**** Materials provided ****

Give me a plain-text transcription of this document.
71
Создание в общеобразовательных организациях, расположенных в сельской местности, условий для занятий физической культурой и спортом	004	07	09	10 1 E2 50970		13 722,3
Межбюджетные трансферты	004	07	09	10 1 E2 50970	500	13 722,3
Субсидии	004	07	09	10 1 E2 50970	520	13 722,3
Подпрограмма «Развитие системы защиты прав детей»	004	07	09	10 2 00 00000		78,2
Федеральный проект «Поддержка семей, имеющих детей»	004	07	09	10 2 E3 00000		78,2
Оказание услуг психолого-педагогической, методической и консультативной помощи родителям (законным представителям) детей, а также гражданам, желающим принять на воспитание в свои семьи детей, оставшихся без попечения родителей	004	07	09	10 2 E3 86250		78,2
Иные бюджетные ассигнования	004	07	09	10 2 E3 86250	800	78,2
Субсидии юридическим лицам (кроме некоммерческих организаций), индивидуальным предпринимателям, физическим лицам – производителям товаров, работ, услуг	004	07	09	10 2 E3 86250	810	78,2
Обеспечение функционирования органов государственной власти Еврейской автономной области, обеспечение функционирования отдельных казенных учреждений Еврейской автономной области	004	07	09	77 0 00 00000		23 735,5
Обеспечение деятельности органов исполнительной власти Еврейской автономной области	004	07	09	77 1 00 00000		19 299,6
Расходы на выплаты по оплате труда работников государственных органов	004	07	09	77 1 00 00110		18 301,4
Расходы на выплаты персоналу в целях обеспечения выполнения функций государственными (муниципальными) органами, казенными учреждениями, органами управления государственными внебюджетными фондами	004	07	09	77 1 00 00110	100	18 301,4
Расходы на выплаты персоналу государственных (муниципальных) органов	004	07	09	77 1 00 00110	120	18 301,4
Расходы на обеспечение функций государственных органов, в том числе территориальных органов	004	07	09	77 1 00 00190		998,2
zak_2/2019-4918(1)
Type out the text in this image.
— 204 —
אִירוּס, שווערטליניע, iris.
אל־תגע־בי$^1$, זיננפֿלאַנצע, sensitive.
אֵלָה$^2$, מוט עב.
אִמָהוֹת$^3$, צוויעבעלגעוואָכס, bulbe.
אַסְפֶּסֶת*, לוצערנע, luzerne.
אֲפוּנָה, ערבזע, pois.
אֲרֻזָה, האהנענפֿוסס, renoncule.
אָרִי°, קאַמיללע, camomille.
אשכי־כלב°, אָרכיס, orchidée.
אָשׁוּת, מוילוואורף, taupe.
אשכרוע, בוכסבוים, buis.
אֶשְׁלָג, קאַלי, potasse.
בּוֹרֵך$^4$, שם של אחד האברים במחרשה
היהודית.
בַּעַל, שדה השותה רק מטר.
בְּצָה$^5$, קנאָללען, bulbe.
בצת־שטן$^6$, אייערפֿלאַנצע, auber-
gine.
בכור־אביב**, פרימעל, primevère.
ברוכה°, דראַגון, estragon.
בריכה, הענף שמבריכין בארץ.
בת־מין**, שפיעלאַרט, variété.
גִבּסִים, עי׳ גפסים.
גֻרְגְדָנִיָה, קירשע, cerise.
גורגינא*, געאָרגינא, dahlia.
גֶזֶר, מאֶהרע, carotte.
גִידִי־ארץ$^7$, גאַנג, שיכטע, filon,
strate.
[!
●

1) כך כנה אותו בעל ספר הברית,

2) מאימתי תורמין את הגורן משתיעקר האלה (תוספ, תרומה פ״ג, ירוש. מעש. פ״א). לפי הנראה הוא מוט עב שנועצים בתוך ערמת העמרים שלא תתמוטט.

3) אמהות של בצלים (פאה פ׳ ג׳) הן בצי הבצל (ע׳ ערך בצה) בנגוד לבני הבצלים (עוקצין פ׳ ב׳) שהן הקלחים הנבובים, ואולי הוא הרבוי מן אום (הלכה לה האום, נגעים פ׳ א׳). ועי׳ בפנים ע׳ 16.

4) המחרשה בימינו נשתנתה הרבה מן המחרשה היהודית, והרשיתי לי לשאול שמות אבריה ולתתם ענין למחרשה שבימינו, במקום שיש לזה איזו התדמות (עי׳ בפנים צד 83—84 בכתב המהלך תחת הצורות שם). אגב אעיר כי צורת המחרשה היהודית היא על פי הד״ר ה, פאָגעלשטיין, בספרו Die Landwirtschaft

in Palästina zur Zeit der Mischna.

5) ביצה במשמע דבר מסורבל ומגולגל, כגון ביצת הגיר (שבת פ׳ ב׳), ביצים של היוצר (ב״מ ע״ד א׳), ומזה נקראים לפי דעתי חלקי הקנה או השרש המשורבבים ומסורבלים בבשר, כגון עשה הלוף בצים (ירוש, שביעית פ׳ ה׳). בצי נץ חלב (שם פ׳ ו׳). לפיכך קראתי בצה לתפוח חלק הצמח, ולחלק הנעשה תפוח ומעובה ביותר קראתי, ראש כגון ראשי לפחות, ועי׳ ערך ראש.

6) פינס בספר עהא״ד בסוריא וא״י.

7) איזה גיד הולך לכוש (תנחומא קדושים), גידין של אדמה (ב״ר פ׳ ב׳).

****

Written problem:
Report the number of lines in the listing that include the string "this"; give nothing but the number.

Response:
2